Items from a data source

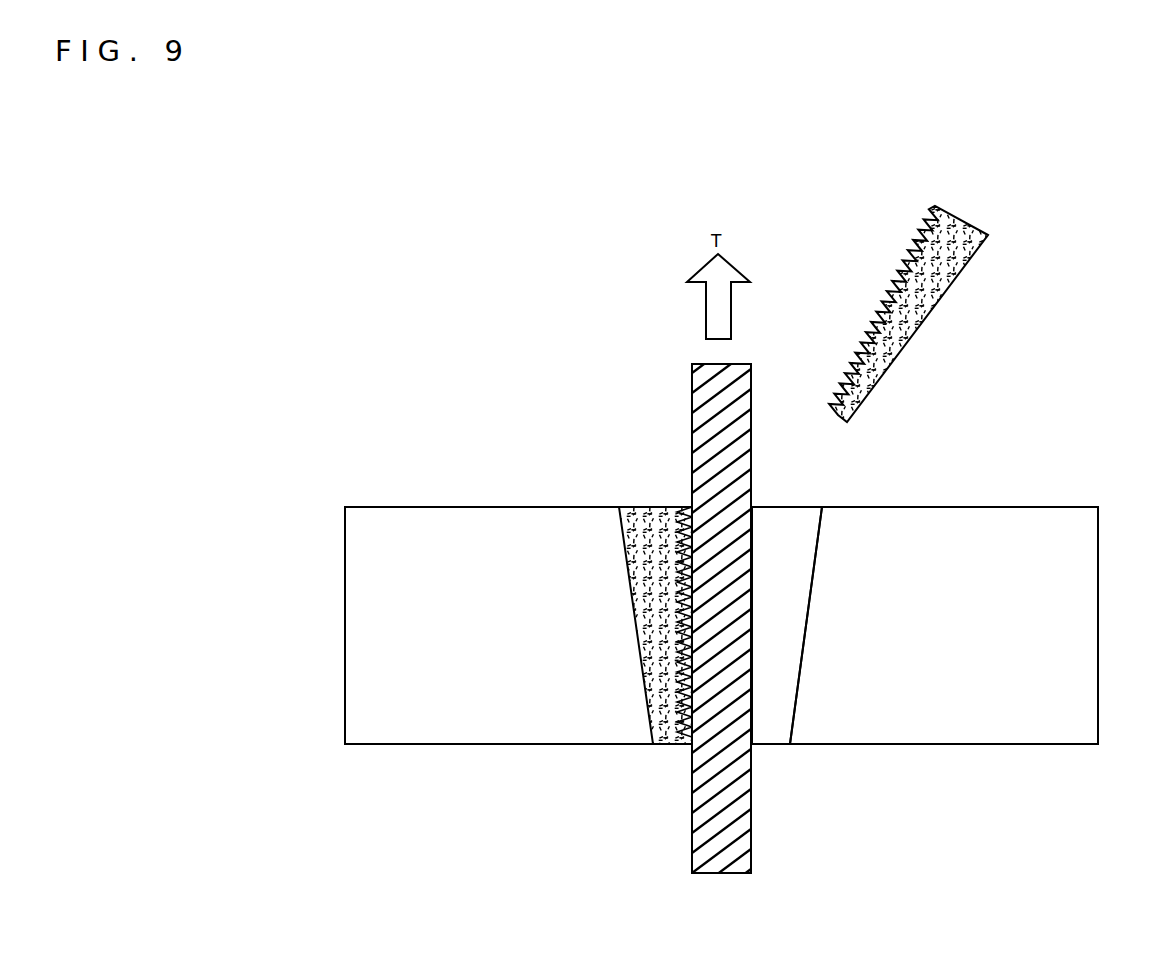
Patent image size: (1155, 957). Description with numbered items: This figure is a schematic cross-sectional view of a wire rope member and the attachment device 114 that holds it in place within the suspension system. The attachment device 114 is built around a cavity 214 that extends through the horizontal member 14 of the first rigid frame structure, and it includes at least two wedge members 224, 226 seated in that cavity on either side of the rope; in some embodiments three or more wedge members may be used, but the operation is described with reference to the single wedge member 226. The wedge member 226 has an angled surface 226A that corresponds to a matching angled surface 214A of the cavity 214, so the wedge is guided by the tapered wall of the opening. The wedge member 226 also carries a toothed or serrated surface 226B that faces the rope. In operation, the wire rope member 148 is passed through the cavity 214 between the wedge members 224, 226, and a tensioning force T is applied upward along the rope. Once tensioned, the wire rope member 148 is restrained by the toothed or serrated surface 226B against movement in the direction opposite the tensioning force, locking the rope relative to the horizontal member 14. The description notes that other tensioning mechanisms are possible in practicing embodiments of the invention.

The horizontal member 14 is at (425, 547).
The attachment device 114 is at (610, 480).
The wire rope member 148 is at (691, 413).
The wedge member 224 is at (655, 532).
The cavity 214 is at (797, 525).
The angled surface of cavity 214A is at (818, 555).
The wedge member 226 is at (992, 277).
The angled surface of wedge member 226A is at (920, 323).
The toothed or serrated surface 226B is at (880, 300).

* * *

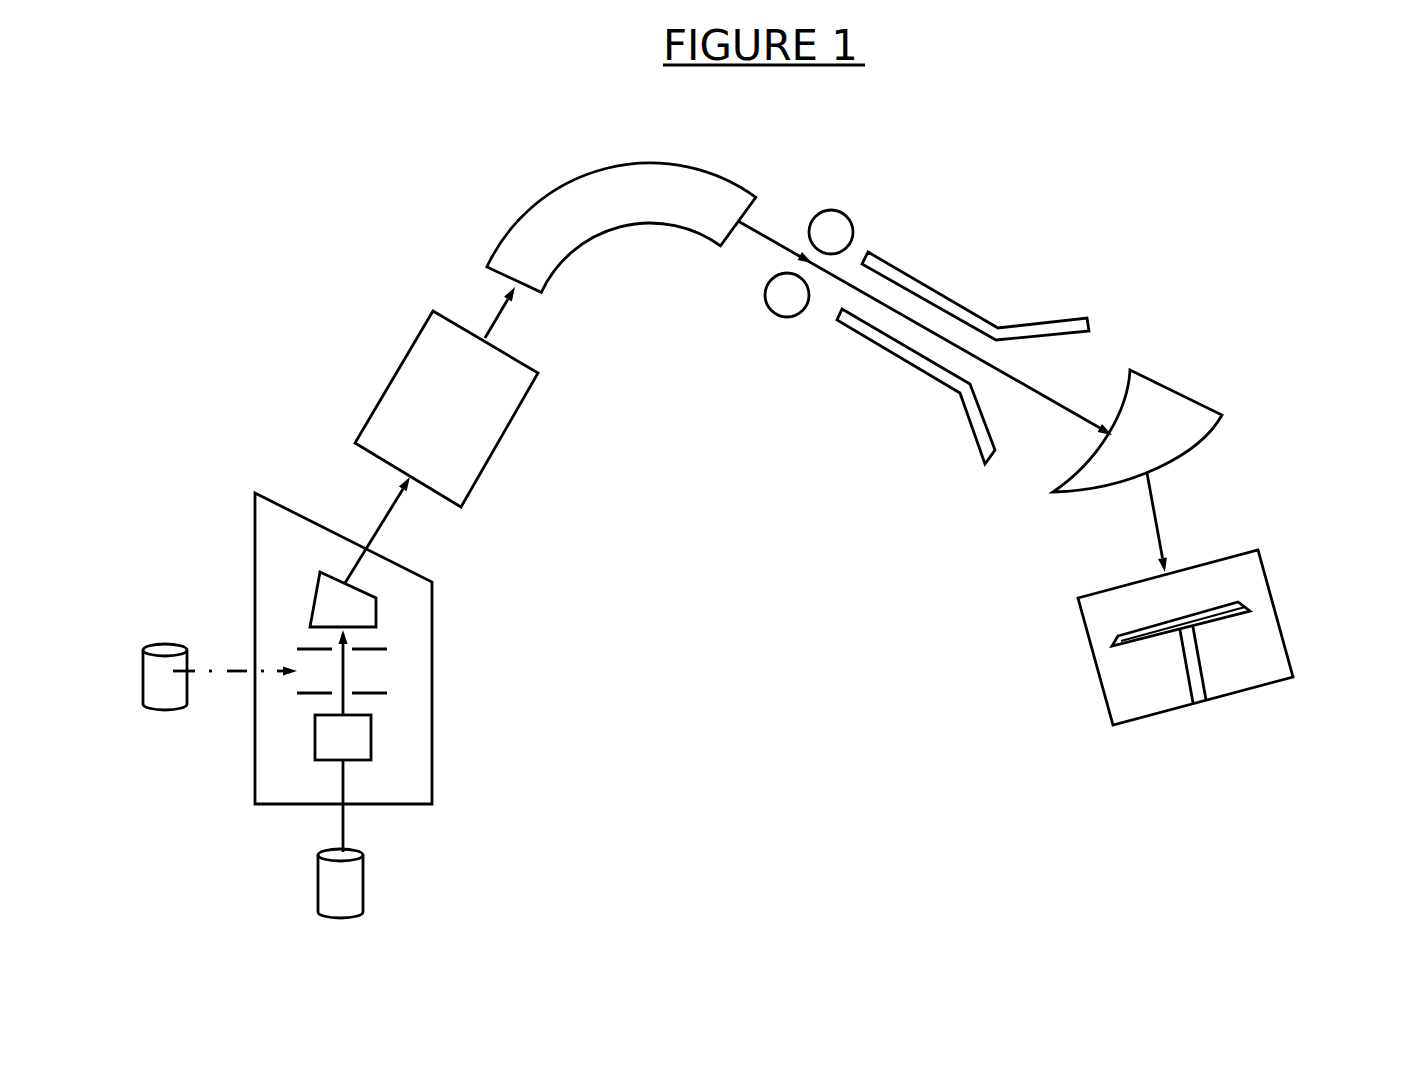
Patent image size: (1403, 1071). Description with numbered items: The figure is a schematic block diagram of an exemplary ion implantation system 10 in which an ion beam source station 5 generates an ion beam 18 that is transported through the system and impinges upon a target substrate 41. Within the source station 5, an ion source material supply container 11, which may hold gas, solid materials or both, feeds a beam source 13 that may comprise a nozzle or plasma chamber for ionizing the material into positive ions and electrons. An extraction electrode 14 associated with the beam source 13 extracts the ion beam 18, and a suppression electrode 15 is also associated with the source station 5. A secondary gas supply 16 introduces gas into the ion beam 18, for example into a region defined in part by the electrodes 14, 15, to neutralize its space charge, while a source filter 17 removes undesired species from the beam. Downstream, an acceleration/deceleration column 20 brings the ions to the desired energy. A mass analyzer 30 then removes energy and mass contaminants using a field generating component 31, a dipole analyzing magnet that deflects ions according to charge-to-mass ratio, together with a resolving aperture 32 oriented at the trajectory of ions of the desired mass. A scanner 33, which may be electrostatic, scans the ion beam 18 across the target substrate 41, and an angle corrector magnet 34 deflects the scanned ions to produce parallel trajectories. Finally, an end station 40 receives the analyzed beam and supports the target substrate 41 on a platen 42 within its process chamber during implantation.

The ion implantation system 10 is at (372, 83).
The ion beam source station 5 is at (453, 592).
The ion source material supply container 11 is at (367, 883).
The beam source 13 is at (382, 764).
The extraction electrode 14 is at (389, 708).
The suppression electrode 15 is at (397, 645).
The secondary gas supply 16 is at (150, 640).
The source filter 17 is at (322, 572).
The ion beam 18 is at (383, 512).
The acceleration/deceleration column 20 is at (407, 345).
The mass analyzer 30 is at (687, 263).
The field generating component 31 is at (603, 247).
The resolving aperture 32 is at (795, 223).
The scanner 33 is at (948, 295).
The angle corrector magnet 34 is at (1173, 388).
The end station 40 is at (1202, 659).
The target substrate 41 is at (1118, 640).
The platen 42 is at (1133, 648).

--

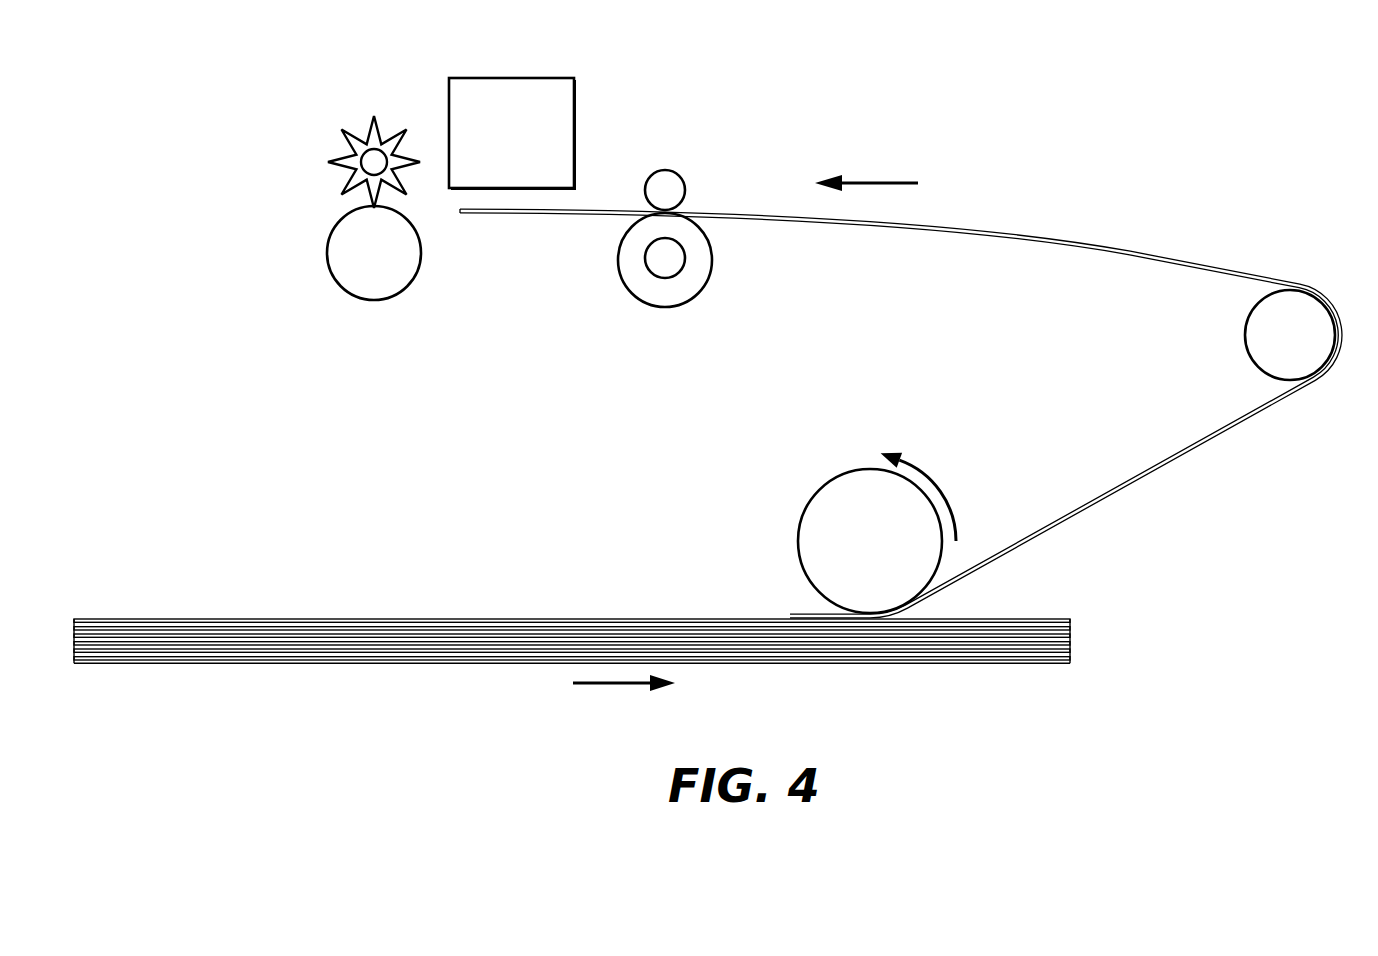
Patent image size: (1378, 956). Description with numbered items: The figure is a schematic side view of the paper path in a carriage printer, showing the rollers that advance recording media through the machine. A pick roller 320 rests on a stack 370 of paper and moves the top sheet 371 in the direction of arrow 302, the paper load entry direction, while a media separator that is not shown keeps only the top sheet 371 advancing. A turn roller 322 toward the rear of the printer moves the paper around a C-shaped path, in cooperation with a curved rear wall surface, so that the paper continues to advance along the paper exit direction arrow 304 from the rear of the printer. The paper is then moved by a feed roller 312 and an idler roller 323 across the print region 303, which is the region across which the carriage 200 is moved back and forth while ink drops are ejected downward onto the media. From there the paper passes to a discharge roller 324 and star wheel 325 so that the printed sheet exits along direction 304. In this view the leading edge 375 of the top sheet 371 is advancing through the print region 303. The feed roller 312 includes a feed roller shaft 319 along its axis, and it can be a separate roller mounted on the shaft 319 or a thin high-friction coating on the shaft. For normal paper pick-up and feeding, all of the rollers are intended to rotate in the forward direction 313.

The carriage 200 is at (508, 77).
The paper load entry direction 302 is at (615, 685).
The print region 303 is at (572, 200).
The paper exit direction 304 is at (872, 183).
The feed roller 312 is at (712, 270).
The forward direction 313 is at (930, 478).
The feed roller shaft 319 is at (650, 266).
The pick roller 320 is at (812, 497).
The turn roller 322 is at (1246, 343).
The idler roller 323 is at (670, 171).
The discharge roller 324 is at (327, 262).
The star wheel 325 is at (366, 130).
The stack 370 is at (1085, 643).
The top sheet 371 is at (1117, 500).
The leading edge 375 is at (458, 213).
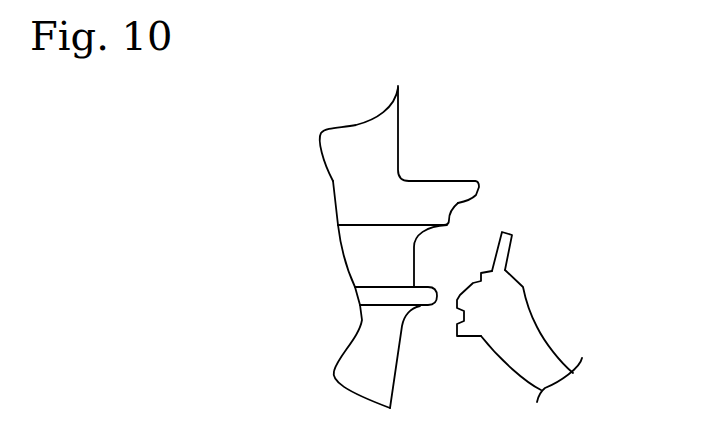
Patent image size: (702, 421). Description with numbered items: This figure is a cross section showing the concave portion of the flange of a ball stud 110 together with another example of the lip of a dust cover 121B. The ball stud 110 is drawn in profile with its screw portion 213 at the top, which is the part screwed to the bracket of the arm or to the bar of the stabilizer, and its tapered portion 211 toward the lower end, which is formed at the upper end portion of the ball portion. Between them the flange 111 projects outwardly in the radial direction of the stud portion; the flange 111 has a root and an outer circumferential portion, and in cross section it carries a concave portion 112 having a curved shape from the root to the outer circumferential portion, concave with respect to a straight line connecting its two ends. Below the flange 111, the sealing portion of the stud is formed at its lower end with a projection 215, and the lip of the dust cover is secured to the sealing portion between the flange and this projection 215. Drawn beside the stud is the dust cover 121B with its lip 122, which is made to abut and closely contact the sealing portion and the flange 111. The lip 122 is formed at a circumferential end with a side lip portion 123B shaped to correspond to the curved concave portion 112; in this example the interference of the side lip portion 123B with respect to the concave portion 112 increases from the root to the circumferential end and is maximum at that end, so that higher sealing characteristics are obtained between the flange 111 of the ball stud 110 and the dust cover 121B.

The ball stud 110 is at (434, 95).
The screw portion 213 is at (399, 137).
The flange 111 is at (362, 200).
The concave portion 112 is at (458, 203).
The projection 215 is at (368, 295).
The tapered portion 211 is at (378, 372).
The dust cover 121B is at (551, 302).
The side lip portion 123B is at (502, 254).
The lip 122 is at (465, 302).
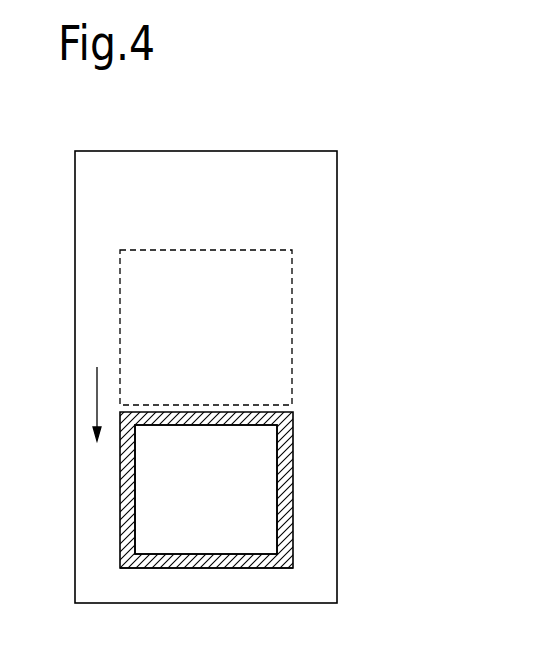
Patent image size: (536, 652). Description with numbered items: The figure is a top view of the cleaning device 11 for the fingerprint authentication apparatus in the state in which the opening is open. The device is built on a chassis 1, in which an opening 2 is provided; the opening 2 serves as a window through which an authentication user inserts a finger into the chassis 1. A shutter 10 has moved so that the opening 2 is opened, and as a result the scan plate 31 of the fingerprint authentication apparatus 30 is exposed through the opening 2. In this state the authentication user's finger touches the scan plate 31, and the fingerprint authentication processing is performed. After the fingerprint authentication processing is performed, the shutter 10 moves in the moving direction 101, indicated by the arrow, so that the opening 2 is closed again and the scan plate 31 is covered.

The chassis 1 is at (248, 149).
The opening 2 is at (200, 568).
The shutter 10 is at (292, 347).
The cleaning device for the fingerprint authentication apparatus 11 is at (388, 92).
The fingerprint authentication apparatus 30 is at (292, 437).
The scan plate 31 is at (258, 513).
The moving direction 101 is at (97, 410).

Task directions:
Can you copy out, word for word, the lines starting at the one containing "Patent image size: (1378, 956)." and ending at the one containing "The pick roller 320 is at (812, 497).", with both of those lines included?

Answer to the exercise:
Patent image size: (1378, 956). Description with numbered items: The figure is a schematic side view of the paper path in a carriage printer, showing the rollers that advance recording media through the machine. A pick roller 320 rests on a stack 370 of paper and moves the top sheet 371 in the direction of arrow 302, the paper load entry direction, while a media separator that is not shown keeps only the top sheet 371 advancing. A turn roller 322 toward the rear of the printer moves the paper around a C-shaped path, in cooperation with a curved rear wall surface, so that the paper continues to advance along the paper exit direction arrow 304 from the rear of the printer. The paper is then moved by a feed roller 312 and an idler roller 323 across the print region 303, which is the region across which the carriage 200 is moved back and forth while ink drops are ejected downward onto the media. From there the paper passes to a discharge roller 324 and star wheel 325 so that the printed sheet exits along direction 304. In this view the leading edge 375 of the top sheet 371 is advancing through the print region 303. The feed roller 312 includes a feed roller shaft 319 along its axis, and it can be a separate roller mounted on the shaft 319 or a thin high-friction coating on the shaft. For normal paper pick-up and feeding, all of the rollers are intended to rotate in the forward direction 313.

The carriage 200 is at (508, 77).
The paper load entry direction 302 is at (615, 685).
The print region 303 is at (572, 200).
The paper exit direction 304 is at (872, 183).
The feed roller 312 is at (712, 270).
The forward direction 313 is at (930, 478).
The feed roller shaft 319 is at (650, 266).
The pick roller 320 is at (812, 497).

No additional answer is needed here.